Start of Records shown

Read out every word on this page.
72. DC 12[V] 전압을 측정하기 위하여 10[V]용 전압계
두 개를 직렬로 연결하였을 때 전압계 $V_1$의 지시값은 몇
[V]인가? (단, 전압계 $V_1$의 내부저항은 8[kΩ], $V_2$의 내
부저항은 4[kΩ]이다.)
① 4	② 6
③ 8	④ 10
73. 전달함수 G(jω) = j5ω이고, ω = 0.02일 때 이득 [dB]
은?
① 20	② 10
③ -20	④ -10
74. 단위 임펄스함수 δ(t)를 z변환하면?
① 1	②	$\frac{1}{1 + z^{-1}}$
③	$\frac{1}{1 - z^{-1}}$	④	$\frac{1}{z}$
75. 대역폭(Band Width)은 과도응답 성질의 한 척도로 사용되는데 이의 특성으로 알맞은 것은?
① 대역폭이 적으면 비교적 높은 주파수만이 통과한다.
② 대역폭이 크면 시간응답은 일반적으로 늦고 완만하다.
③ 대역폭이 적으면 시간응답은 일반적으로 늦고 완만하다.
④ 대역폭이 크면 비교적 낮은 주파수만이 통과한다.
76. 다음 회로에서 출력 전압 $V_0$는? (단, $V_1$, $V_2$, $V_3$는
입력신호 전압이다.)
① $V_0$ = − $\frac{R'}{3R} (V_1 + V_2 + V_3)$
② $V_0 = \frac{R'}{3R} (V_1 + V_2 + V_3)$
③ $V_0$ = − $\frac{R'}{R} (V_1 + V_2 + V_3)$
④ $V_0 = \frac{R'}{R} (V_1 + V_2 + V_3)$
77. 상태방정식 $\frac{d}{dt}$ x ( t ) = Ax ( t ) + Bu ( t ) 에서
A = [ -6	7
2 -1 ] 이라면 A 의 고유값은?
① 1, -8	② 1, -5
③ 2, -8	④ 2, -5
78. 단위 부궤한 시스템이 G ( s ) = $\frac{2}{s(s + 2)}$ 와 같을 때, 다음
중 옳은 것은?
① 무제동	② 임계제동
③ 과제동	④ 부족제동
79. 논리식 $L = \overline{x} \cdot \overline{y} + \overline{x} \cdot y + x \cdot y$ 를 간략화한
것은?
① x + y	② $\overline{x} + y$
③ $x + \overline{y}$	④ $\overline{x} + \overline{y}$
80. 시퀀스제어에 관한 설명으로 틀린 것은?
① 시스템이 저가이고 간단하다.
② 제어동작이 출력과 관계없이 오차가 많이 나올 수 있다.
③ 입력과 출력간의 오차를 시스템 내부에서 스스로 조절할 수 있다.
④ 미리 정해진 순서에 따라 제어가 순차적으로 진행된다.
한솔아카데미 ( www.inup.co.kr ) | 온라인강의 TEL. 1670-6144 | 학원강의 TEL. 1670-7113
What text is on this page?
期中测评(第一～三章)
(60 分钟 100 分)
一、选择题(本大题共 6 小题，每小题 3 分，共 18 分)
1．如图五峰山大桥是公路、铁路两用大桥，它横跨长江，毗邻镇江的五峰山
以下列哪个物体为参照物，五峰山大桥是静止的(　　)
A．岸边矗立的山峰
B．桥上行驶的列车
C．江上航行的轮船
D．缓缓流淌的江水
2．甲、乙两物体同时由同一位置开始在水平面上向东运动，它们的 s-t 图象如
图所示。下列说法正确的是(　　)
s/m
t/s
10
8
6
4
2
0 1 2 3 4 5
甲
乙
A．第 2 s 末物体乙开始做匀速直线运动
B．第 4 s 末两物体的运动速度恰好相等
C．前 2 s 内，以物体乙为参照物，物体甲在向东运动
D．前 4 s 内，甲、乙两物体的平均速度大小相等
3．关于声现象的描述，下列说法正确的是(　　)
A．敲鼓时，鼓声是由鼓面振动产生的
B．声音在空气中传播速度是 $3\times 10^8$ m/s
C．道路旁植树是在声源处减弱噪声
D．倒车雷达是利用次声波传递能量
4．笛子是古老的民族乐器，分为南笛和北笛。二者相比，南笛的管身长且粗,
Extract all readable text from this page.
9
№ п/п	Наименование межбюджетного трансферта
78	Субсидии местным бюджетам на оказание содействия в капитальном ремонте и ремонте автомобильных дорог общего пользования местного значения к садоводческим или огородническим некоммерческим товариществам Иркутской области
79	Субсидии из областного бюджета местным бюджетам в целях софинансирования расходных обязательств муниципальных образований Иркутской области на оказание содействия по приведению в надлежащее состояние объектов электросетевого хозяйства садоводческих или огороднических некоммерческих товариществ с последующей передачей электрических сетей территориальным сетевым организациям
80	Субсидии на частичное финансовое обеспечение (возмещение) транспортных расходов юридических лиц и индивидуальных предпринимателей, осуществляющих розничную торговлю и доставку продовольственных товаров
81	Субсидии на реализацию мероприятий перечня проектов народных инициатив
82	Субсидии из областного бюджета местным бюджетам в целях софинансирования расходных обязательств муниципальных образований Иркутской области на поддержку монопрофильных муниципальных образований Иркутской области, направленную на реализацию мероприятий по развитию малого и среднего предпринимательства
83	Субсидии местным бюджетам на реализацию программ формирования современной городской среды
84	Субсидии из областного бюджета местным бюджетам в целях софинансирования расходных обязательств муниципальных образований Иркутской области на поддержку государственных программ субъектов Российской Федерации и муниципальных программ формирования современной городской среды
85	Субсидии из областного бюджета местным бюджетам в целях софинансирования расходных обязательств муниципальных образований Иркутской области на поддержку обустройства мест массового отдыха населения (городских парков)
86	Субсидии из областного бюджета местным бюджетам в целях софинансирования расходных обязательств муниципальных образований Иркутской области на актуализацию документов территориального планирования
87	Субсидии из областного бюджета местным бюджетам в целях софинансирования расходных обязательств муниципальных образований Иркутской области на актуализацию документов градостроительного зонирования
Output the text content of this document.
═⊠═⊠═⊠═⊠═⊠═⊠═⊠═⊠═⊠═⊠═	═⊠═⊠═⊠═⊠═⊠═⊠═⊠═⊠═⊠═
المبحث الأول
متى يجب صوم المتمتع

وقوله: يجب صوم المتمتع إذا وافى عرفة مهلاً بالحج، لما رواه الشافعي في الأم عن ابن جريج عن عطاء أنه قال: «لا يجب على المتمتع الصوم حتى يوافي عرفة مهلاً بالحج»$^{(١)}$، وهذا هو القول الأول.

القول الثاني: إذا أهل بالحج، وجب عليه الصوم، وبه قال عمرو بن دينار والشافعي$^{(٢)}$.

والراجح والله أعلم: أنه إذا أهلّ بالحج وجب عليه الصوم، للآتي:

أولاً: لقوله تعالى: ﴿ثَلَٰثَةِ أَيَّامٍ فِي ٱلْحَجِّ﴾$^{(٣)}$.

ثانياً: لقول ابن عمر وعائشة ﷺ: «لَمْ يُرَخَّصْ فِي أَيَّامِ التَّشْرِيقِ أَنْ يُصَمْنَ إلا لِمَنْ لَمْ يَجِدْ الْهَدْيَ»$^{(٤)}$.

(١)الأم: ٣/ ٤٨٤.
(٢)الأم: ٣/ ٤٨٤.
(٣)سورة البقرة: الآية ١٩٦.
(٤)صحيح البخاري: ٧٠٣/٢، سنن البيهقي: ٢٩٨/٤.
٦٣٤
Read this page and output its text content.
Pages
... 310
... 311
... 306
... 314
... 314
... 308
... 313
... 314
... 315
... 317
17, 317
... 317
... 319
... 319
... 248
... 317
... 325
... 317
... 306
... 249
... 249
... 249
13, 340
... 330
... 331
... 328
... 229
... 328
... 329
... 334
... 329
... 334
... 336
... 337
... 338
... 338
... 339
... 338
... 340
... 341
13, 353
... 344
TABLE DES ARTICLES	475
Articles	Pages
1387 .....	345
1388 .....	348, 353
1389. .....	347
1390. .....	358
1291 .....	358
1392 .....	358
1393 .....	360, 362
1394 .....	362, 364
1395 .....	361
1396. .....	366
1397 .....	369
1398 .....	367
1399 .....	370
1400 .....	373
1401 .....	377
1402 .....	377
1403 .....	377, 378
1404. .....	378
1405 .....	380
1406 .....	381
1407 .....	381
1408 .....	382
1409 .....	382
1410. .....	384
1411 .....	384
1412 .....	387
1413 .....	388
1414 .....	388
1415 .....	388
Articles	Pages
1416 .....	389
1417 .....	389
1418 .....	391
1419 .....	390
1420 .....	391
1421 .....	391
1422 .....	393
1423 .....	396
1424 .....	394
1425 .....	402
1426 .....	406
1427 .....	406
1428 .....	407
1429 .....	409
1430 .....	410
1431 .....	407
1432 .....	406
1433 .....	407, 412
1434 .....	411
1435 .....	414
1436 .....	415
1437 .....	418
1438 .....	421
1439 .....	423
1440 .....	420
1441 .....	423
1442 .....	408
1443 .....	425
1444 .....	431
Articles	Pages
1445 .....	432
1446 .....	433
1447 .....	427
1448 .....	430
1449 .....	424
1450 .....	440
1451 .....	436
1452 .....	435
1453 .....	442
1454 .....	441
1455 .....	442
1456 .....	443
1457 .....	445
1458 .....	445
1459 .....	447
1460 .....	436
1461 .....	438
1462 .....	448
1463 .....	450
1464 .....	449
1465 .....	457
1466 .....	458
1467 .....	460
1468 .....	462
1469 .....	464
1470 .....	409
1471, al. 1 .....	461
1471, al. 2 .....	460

End of Records shown

**Task to complete:**
Copy each line containing the word "обязательств" from the data.

**Solution for this problem:**
79	Субсидии из областного бюджета местным бюджетам в целях софинансирования расходных обязательств муниципальных образований Иркутской области на оказание содействия по приведению в надлежащее состояние объектов электросетевого хозяйства садоводческих или огороднических некоммерческих товариществ с последующей передачей электрических сетей территориальным сетевым организациям
82	Субсидии из областного бюджета местным бюджетам в целях софинансирования расходных обязательств муниципальных образований Иркутской области на поддержку монопрофильных муниципальных образований Иркутской области, направленную на реализацию мероприятий по развитию малого и среднего предпринимательства
84	Субсидии из областного бюджета местным бюджетам в целях софинансирования расходных обязательств муниципальных образований Иркутской области на поддержку государственных программ субъектов Российской Федерации и муниципальных программ формирования современной городской среды
85	Субсидии из областного бюджета местным бюджетам в целях софинансирования расходных обязательств муниципальных образований Иркутской области на поддержку обустройства мест массового отдыха населения (городских парков)
86	Субсидии из областного бюджета местным бюджетам в целях софинансирования расходных обязательств муниципальных образований Иркутской области на актуализацию документов территориального планирования
87	Субсидии из областного бюджета местным бюджетам в целях софинансирования расходных обязательств муниципальных образований Иркутской области на актуализацию документов градостроительного зонирования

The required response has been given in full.